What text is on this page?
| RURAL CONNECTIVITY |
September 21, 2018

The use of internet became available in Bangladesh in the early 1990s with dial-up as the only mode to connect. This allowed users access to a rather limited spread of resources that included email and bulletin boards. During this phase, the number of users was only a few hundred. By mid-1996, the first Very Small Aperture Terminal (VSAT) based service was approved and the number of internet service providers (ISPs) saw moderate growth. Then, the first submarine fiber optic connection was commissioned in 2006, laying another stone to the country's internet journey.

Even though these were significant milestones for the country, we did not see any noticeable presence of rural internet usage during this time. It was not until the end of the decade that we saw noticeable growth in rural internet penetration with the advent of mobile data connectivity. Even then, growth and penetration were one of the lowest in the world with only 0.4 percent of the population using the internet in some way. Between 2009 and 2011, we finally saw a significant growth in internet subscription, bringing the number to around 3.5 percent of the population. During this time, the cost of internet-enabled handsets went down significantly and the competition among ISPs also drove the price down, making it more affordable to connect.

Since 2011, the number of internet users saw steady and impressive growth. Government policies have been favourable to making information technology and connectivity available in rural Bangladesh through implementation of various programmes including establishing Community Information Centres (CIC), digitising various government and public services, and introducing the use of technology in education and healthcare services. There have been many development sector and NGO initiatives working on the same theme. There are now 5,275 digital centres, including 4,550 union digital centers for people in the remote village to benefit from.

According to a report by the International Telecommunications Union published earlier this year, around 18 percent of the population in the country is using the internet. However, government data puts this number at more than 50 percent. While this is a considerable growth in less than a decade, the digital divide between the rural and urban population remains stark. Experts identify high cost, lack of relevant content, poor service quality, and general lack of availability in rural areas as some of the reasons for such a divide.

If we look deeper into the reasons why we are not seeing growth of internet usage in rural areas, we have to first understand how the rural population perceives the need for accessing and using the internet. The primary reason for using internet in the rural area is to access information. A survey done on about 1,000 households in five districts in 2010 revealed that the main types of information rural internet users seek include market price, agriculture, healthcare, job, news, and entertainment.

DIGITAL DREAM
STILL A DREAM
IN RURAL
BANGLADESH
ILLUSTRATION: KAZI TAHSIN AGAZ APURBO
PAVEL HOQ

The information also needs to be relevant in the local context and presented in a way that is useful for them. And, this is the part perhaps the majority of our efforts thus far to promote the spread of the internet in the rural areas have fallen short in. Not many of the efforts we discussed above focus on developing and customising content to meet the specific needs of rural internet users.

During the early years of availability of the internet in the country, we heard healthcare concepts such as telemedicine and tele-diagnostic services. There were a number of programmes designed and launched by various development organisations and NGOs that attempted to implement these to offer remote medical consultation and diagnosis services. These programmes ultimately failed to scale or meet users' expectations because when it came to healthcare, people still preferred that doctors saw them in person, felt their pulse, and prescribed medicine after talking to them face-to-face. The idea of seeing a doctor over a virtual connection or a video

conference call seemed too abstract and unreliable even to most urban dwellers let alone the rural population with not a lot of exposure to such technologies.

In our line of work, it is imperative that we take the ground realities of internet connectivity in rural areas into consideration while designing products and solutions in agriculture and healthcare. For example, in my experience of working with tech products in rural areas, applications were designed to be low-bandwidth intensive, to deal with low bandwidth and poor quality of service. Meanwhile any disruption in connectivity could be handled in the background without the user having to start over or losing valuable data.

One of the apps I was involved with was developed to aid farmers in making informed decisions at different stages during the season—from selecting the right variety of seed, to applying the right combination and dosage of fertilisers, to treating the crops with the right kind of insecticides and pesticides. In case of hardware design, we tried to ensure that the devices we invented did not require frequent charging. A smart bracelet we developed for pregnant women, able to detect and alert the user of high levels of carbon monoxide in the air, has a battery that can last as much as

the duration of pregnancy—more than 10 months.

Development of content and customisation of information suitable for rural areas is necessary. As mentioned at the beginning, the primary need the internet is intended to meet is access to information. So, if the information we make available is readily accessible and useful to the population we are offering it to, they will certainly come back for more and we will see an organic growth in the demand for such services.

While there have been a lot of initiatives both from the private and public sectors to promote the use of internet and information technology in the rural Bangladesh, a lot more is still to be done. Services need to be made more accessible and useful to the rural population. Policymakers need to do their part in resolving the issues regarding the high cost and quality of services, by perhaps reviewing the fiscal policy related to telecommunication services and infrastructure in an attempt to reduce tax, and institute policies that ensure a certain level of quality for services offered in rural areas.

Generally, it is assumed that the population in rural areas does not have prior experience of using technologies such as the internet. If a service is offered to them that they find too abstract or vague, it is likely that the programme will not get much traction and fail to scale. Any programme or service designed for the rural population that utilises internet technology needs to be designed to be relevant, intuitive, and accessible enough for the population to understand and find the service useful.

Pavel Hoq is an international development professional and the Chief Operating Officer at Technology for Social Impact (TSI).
○ ○ ○ ○
(To do) Using the data above, output each line exactly.

(Solved problem)
What text is on this page?
| RURAL CONNECTIVITY |
September 21, 2018

The use of internet became available in Bangladesh in the early 1990s with dial-up as the only mode to connect. This allowed users access to a rather limited spread of resources that included email and bulletin boards. During this phase, the number of users was only a few hundred. By mid-1996, the first Very Small Aperture Terminal (VSAT) based service was approved and the number of internet service providers (ISPs) saw moderate growth. Then, the first submarine fiber optic connection was commissioned in 2006, laying another stone to the country's internet journey.

Even though these were significant milestones for the country, we did not see any noticeable presence of rural internet usage during this time. It was not until the end of the decade that we saw noticeable growth in rural internet penetration with the advent of mobile data connectivity. Even then, growth and penetration were one of the lowest in the world with only 0.4 percent of the population using the internet in some way. Between 2009 and 2011, we finally saw a significant growth in internet subscription, bringing the number to around 3.5 percent of the population. During this time, the cost of internet-enabled handsets went down significantly and the competition among ISPs also drove the price down, making it more affordable to connect.

Since 2011, the number of internet users saw steady and impressive growth. Government policies have been favourable to making information technology and connectivity available in rural Bangladesh through implementation of various programmes including establishing Community Information Centres (CIC), digitising various government and public services, and introducing the use of technology in education and healthcare services. There have been many development sector and NGO initiatives working on the same theme. There are now 5,275 digital centres, including 4,550 union digital centers for people in the remote village to benefit from.

According to a report by the International Telecommunications Union published earlier this year, around 18 percent of the population in the country is using the internet. However, government data puts this number at more than 50 percent. While this is a considerable growth in less than a decade, the digital divide between the rural and urban population remains stark. Experts identify high cost, lack of relevant content, poor service quality, and general lack of availability in rural areas as some of the reasons for such a divide.

If we look deeper into the reasons why we are not seeing growth of internet usage in rural areas, we have to first understand how the rural population perceives the need for accessing and using the internet. The primary reason for using internet in the rural area is to access information. A survey done on about 1,000 households in five districts in 2010 revealed that the main types of information rural internet users seek include market price, agriculture, healthcare, job, news, and entertainment.

DIGITAL DREAM
STILL A DREAM
IN RURAL
BANGLADESH
ILLUSTRATION: KAZI TAHSIN AGAZ APURBO
PAVEL HOQ

The information also needs to be relevant in the local context and presented in a way that is useful for them. And, this is the part perhaps the majority of our efforts thus far to promote the spread of the internet in the rural areas have fallen short in. Not many of the efforts we discussed above focus on developing and customising content to meet the specific needs of rural internet users.

During the early years of availability of the internet in the country, we heard healthcare concepts such as telemedicine and tele-diagnostic services. There were a number of programmes designed and launched by various development organisations and NGOs that attempted to implement these to offer remote medical consultation and diagnosis services. These programmes ultimately failed to scale or meet users' expectations because when it came to healthcare, people still preferred that doctors saw them in person, felt their pulse, and prescribed medicine after talking to them face-to-face. The idea of seeing a doctor over a virtual connection or a video

conference call seemed too abstract and unreliable even to most urban dwellers let alone the rural population with not a lot of exposure to such technologies.

In our line of work, it is imperative that we take the ground realities of internet connectivity in rural areas into consideration while designing products and solutions in agriculture and healthcare. For example, in my experience of working with tech products in rural areas, applications were designed to be low-bandwidth intensive, to deal with low bandwidth and poor quality of service. Meanwhile any disruption in connectivity could be handled in the background without the user having to start over or losing valuable data.

One of the apps I was involved with was developed to aid farmers in making informed decisions at different stages during the season—from selecting the right variety of seed, to applying the right combination and dosage of fertilisers, to treating the crops with the right kind of insecticides and pesticides. In case of hardware design, we tried to ensure that the devices we invented did not require frequent charging. A smart bracelet we developed for pregnant women, able to detect and alert the user of high levels of carbon monoxide in the air, has a battery that can last as much as

the duration of pregnancy—more than 10 months.

Development of content and customisation of information suitable for rural areas is necessary. As mentioned at the beginning, the primary need the internet is intended to meet is access to information. So, if the information we make available is readily accessible and useful to the population we are offering it to, they will certainly come back for more and we will see an organic growth in the demand for such services.

While there have been a lot of initiatives both from the private and public sectors to promote the use of internet and information technology in the rural Bangladesh, a lot more is still to be done. Services need to be made more accessible and useful to the rural population. Policymakers need to do their part in resolving the issues regarding the high cost and quality of services, by perhaps reviewing the fiscal policy related to telecommunication services and infrastructure in an attempt to reduce tax, and institute policies that ensure a certain level of quality for services offered in rural areas.

Generally, it is assumed that the population in rural areas does not have prior experience of using technologies such as the internet. If a service is offered to them that they find too abstract or vague, it is likely that the programme will not get much traction and fail to scale. Any programme or service designed for the rural population that utilises internet technology needs to be designed to be relevant, intuitive, and accessible enough for the population to understand and find the service useful.

Pavel Hoq is an international development professional and the Chief Operating Officer at Technology for Social Impact (TSI).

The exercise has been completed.